◆ **PROBLEM**: Return each entry exactly, with none missing.

** Begin THE INPUT **

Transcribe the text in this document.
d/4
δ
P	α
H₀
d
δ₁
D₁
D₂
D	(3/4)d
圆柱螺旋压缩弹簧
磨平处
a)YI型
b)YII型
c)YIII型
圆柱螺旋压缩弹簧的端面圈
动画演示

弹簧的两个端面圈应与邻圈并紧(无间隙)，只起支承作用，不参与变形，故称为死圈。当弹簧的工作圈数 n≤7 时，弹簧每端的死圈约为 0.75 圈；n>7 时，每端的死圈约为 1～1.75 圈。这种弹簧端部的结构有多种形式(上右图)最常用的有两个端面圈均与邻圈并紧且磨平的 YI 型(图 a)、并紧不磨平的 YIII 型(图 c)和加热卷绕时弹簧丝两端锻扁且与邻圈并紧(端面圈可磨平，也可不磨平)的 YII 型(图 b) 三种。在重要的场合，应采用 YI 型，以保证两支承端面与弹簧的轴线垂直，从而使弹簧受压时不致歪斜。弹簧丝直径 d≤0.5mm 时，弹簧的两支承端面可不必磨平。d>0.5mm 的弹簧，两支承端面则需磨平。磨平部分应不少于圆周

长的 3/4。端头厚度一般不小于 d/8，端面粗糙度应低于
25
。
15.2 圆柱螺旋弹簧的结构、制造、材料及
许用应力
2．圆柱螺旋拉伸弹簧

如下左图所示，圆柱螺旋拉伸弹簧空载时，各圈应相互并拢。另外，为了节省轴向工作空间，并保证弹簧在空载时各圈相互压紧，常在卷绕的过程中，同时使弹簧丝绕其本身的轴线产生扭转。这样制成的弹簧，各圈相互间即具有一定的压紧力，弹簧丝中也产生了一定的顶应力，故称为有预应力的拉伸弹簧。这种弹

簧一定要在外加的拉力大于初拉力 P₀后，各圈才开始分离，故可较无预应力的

** End THE INPUT **

◆ **FINAL RESULT**:
Transcribe the text in this document.
d/4
δ
P	α
H₀
d
δ₁
D₁
D₂
D	(3/4)d
圆柱螺旋压缩弹簧
磨平处
a)YI型
b)YII型
c)YIII型
圆柱螺旋压缩弹簧的端面圈
动画演示

弹簧的两个端面圈应与邻圈并紧(无间隙)，只起支承作用，不参与变形，故称为死圈。当弹簧的工作圈数 n≤7 时，弹簧每端的死圈约为 0.75 圈；n>7 时，每端的死圈约为 1～1.75 圈。这种弹簧端部的结构有多种形式(上右图)最常用的有两个端面圈均与邻圈并紧且磨平的 YI 型(图 a)、并紧不磨平的 YIII 型(图 c)和加热卷绕时弹簧丝两端锻扁且与邻圈并紧(端面圈可磨平，也可不磨平)的 YII 型(图 b) 三种。在重要的场合，应采用 YI 型，以保证两支承端面与弹簧的轴线垂直，从而使弹簧受压时不致歪斜。弹簧丝直径 d≤0.5mm 时，弹簧的两支承端面可不必磨平。d>0.5mm 的弹簧，两支承端面则需磨平。磨平部分应不少于圆周

长的 3/4。端头厚度一般不小于 d/8，端面粗糙度应低于
25
。
15.2 圆柱螺旋弹簧的结构、制造、材料及
许用应力
2．圆柱螺旋拉伸弹簧

如下左图所示，圆柱螺旋拉伸弹簧空载时，各圈应相互并拢。另外，为了节省轴向工作空间，并保证弹簧在空载时各圈相互压紧，常在卷绕的过程中，同时使弹簧丝绕其本身的轴线产生扭转。这样制成的弹簧，各圈相互间即具有一定的压紧力，弹簧丝中也产生了一定的顶应力，故称为有预应力的拉伸弹簧。这种弹

簧一定要在外加的拉力大于初拉力 P₀后，各圈才开始分离，故可较无预应力的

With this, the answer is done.